EXERCISE REQUIREMENTS >> Where a line of the material contains the string "title", copy that line.

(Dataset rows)
▼

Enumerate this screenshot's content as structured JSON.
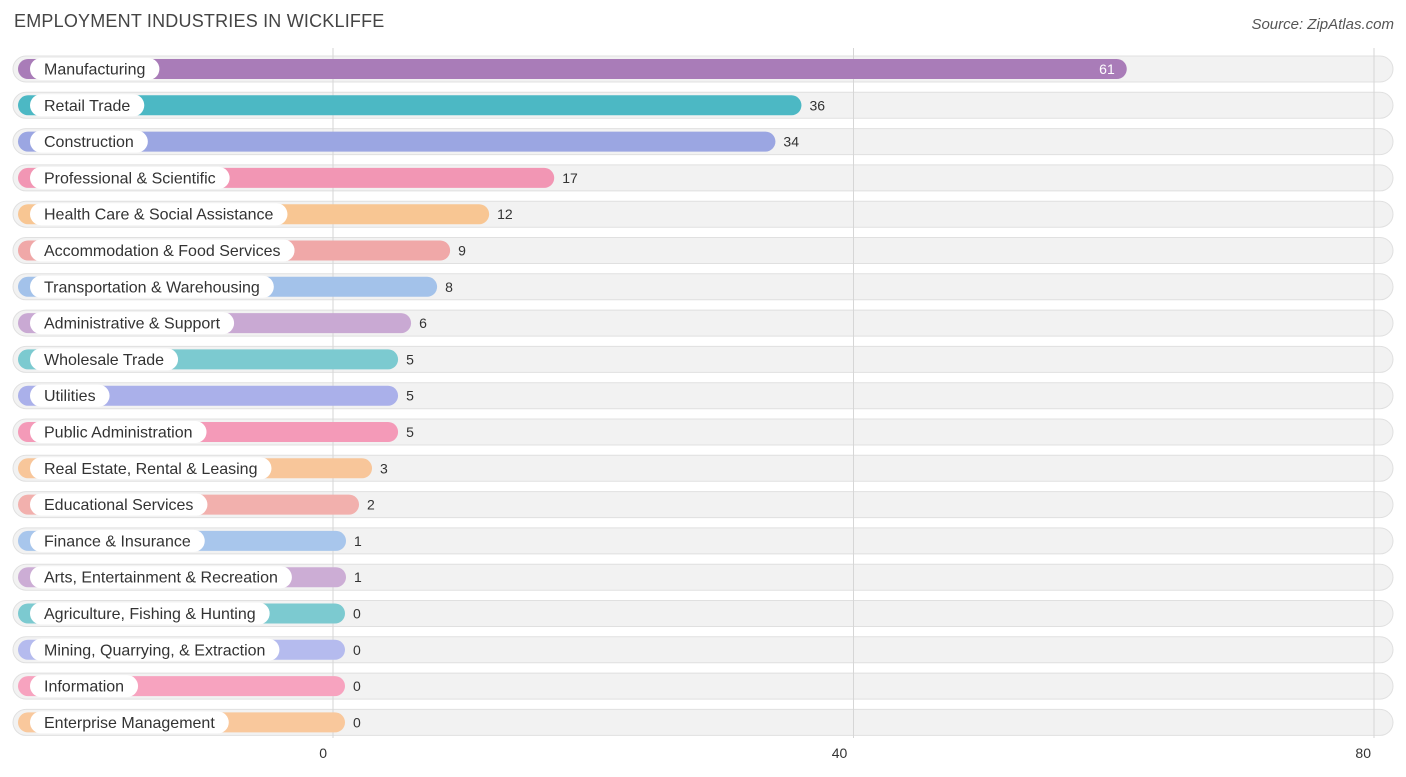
{
  "title": "EMPLOYMENT INDUSTRIES IN WICKLIFFE",
  "source": "Source: ZipAtlas.com",
  "chart_data": {
    "type": "bar",
    "orientation": "horizontal",
    "title": "EMPLOYMENT INDUSTRIES IN WICKLIFFE",
    "xlabel": "",
    "ylabel": "",
    "xlim": [
      0,
      80
    ],
    "x_ticks": [
      "0",
      "40",
      "80"
    ],
    "grid": true,
    "categories": [
      "Manufacturing",
      "Retail Trade",
      "Construction",
      "Professional & Scientific",
      "Health Care & Social Assistance",
      "Accommodation & Food Services",
      "Transportation & Warehousing",
      "Administrative & Support",
      "Wholesale Trade",
      "Utilities",
      "Public Administration",
      "Real Estate, Rental & Leasing",
      "Educational Services",
      "Finance & Insurance",
      "Arts, Entertainment & Recreation",
      "Agriculture, Fishing & Hunting",
      "Mining, Quarrying, & Extraction",
      "Information",
      "Enterprise Management"
    ],
    "values": [
      61,
      36,
      34,
      17,
      12,
      9,
      8,
      6,
      5,
      5,
      5,
      3,
      2,
      1,
      1,
      0,
      0,
      0,
      0
    ],
    "colors": [
      "#a97cb8",
      "#4cb8c4",
      "#9ba6e2",
      "#f296b4",
      "#f8c693",
      "#f0a8a8",
      "#a3c2ea",
      "#c9a9d3",
      "#7ccad0",
      "#aab0ea",
      "#f49ab8",
      "#f8c69a",
      "#f2b0ad",
      "#a8c6ec",
      "#ccadd5",
      "#7ccad0",
      "#b5bbee",
      "#f7a3bf",
      "#f9c89c"
    ]
  }
}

▲

ANSWER BELOW >>
  "title": "EMPLOYMENT INDUSTRIES IN WICKLIFFE",
    "title": "EMPLOYMENT INDUSTRIES IN WICKLIFFE",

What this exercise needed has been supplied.